WHAT THIS TASK INVOLVES: Print the listing as it stands, omitting all images.

Entries from a dataset:
━━━━━━━━

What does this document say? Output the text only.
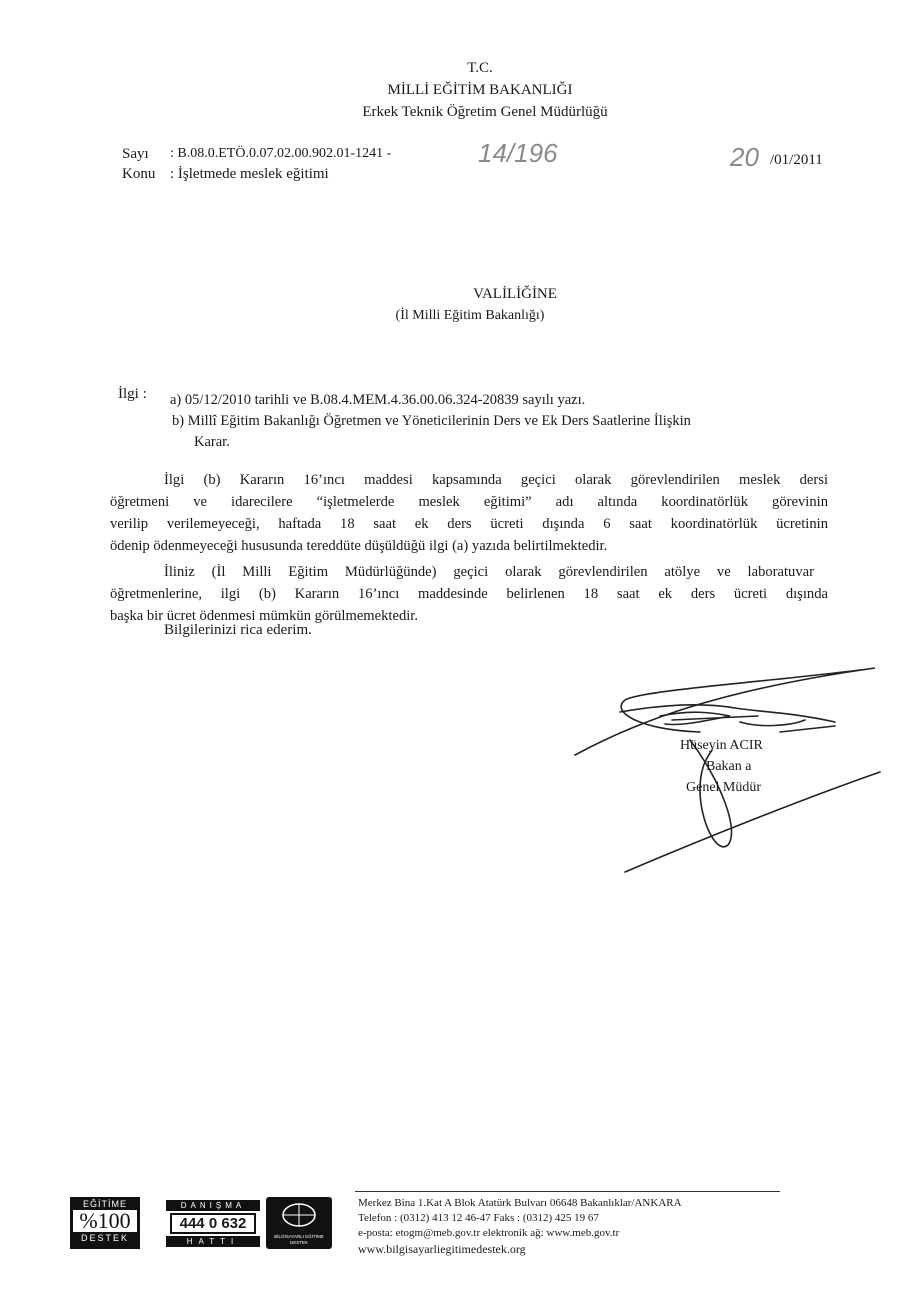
T.C.
MİLLİ EĞİTİM BAKANLIĞI
Erkek Teknik Öğretim Genel Müdürlüğü
Sayı : B.08.0.ETÖ.0.07.02.00.902.01-1241 -	14/196
Konu : İşletmede meslek eğitimi
20 /01/2011
VALİLİĞİNE
(İl Milli Eğitim Bakanlığı)
İlgi : a) 05/12/2010 tarihli ve B.08.4.MEM.4.36.00.06.324-20839 sayılı yazı.
b) Millî Eğitim Bakanlığı Öğretmen ve Yöneticilerinin Ders ve Ek Ders Saatlerine İlişkin
Karar.

İlgi (b) Kararın 16’ıncı maddesi kapsamında geçici olarak görevlendirilen meslek dersi

öğretmeni ve idarecilere “işletmelerde meslek eğitimi” adı altında koordinatörlük görevinin

verilip verilemeyeceği, haftada 18 saat ek ders ücreti dışında 6 saat koordinatörlük ücretinin

ödenip ödenmeyeceği hususunda tereddüte düşüldüğü ilgi (a) yazıda belirtilmektedir.

İliniz (İl Milli Eğitim Müdürlüğünde) geçici olarak görevlendirilen atölye ve laboratuvar

öğretmenlerine, ilgi (b) Kararın 16’ıncı maddesinde belirlenen 18 saat ek ders ücreti dışında

başka bir ücret ödenmesi mümkün görülmemektedir.

Bilgilerinizi rica ederim.
Hüseyin ACIR
Bakan a
Genel Müdür
EĞİTİME
%100
DESTEK
DANIŞMA
444 0 632
HATTI
BİLGİSAYARLI EĞİTİME DESTEK
Merkez Bina 1.Kat A Blok Atatürk Bulvarı 06648 Bakanlıklar/ANKARA
Telefon : (0312) 413 12 46-47 Faks : (0312) 425 19 67
e-posta: etogm@meb.gov.tr elektronik ağ: www.meb.gov.tr
www.bilgisayarliegitimedestek.org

━━━━━━━━

RESPONSE TO THIS EXERCISE:
What does this document say? Output the text only.
T.C.
MİLLİ EĞİTİM BAKANLIĞI
Erkek Teknik Öğretim Genel Müdürlüğü
Sayı : B.08.0.ETÖ.0.07.02.00.902.01-1241 -	14/196
Konu : İşletmede meslek eğitimi
20 /01/2011
VALİLİĞİNE
(İl Milli Eğitim Bakanlığı)
İlgi : a) 05/12/2010 tarihli ve B.08.4.MEM.4.36.00.06.324-20839 sayılı yazı.
b) Millî Eğitim Bakanlığı Öğretmen ve Yöneticilerinin Ders ve Ek Ders Saatlerine İlişkin
Karar.

İlgi (b) Kararın 16’ıncı maddesi kapsamında geçici olarak görevlendirilen meslek dersi

öğretmeni ve idarecilere “işletmelerde meslek eğitimi” adı altında koordinatörlük görevinin

verilip verilemeyeceği, haftada 18 saat ek ders ücreti dışında 6 saat koordinatörlük ücretinin

ödenip ödenmeyeceği hususunda tereddüte düşüldüğü ilgi (a) yazıda belirtilmektedir.

İliniz (İl Milli Eğitim Müdürlüğünde) geçici olarak görevlendirilen atölye ve laboratuvar

öğretmenlerine, ilgi (b) Kararın 16’ıncı maddesinde belirlenen 18 saat ek ders ücreti dışında

başka bir ücret ödenmesi mümkün görülmemektedir.

Bilgilerinizi rica ederim.
Hüseyin ACIR
Bakan a
Genel Müdür
EĞİTİME
%100
DESTEK
DANIŞMA
444 0 632
HATTI
BİLGİSAYARLI EĞİTİME DESTEK
Merkez Bina 1.Kat A Blok Atatürk Bulvarı 06648 Bakanlıklar/ANKARA
Telefon : (0312) 413 12 46-47 Faks : (0312) 425 19 67
e-posta: etogm@meb.gov.tr elektronik ağ: www.meb.gov.tr
www.bilgisayarliegitimedestek.org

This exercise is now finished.